Data excerpts
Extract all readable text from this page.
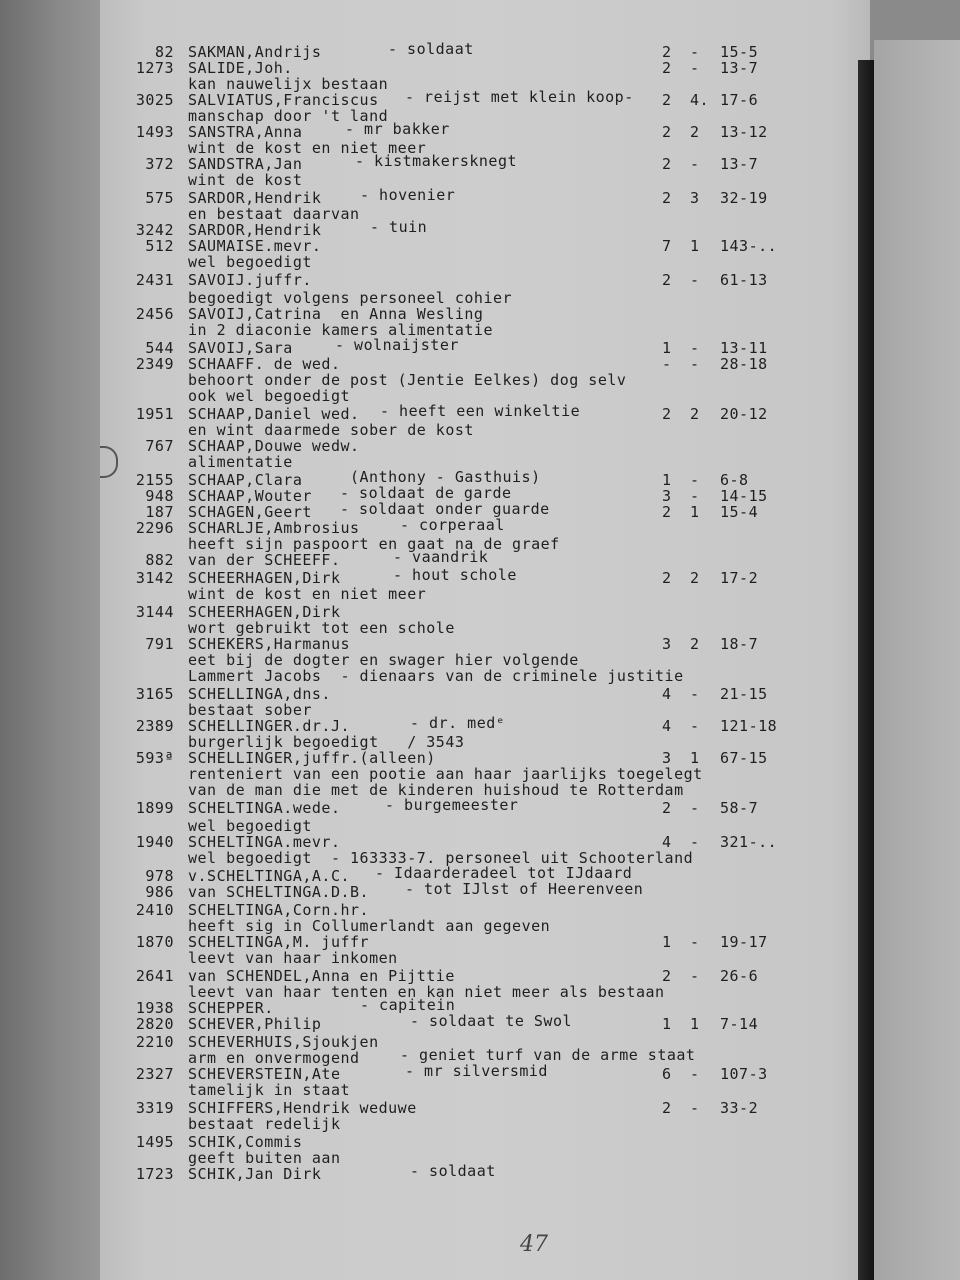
82 SAKMAN,Andrijs	- soldaat	2 - 15-5
1273 SALIDE,Joh.	2 - 13-7
kan nauwelijx bestaan
3025 SALVIATUS,Franciscus - reijst met klein koop- 2 4. 17-6
manschap door 't land
1493 SANSTRA,Anna	- mr bakker	2 2 13-12
wint de kost en niet meer
372 SANDSTRA,Jan	- kistmakersknegt	2 - 13-7
wint de kost
575 SARDOR,Hendrik	- hovenier	2 3 32-19
en bestaat daarvan
3242 SARDOR,Hendrik	- tuin
512 SAUMAISE.mevr.	7 1 143-..
wel begoedigt
2431 SAVOIJ.juffr.	2 - 61-13
begoedigt volgens personeel cohier
2456 SAVOIJ,Catrina  en Anna Wesling
in 2 diaconie kamers alimentatie
544 SAVOIJ,Sara	- wolnaijster	1 - 13-11
2349 SCHAAFF. de wed.	- - 28-18
behoort onder de post (Jentie Eelkes) dog selv
ook wel begoedigt
1951 SCHAAP,Daniel wed. - heeft een winkeltie	2 2 20-12
en wint daarmede sober de kost
767 SCHAAP,Douwe wedw.
alimentatie
2155 SCHAAP,Clara	(Anthony - Gasthuis)	1 - 6-8
948 SCHAAP,Wouter - soldaat de garde	3 - 14-15
187 SCHAGEN,Geert - soldaat onder guarde	2 1 15-4
2296 SCHARLJE,Ambrosius	- corperaal
heeft sijn paspoort en gaat na de graef
882 van der SCHEEFF.	- vaandrik
3142 SCHEERHAGEN,Dirk	- hout schole	2 2 17-2
wint de kost en niet meer
3144 SCHEERHAGEN,Dirk
wort gebruikt tot een schole
791 SCHEKERS,Harmanus	3 2 18-7
eet bij de dogter en swager hier volgende
Lammert Jacobs  - dienaars van de criminele justitie
3165 SCHELLINGA,dns.	4 - 21-15
bestaat sober
2389 SCHELLINGER.dr.J.	- dr. medᵉ	4 - 121-18
burgerlijk begoedigt   / 3543
593ª SCHELLINGER,juffr.(alleen)	3 1 67-15
renteniert van een pootie aan haar jaarlijks toegelegt
van de man die met de kinderen huishoud te Rotterdam
1899 SCHELTINGA.wede.	- burgemeester	2 - 58-7
wel begoedigt
1940 SCHELTINGA.mevr.	4 - 321-..
wel begoedigt  - 163333-7. personeel uit Schooterland
978 v.SCHELTINGA,A.C. - Idaarderadeel tot IJdaard
986 van SCHELTINGA.D.B. - tot IJlst of Heerenveen
2410 SCHELTINGA,Corn.hr.
heeft sig in Collumerlandt aan gegeven
1870 SCHELTINGA,M. juffr	1 - 19-17
leevt van haar inkomen
2641 van SCHENDEL,Anna en Pijttie	2 - 26-6
leevt van haar tenten en kan niet meer als bestaan
1938 SCHEPPER.	- capitein
2820 SCHEVER,Philip	- soldaat te Swol	1 1 7-14
2210 SCHEVERHUIS,Sjoukjen
arm en onvermogend	- geniet turf van de arme staat
2327 SCHEVERSTEIN,Ate	- mr silversmid	6 - 107-3
tamelijk in staat
3319 SCHIFFERS,Hendrik weduwe	2 - 33-2
bestaat redelijk
1495 SCHIK,Commis
geeft buiten aan
1723 SCHIK,Jan Dirk	- soldaat
47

## Task prompt
Show every line in the records above that contains the word "SCHIK".

## Response
1495 SCHIK,Commis
1723 SCHIK,Jan Dirk	- soldaat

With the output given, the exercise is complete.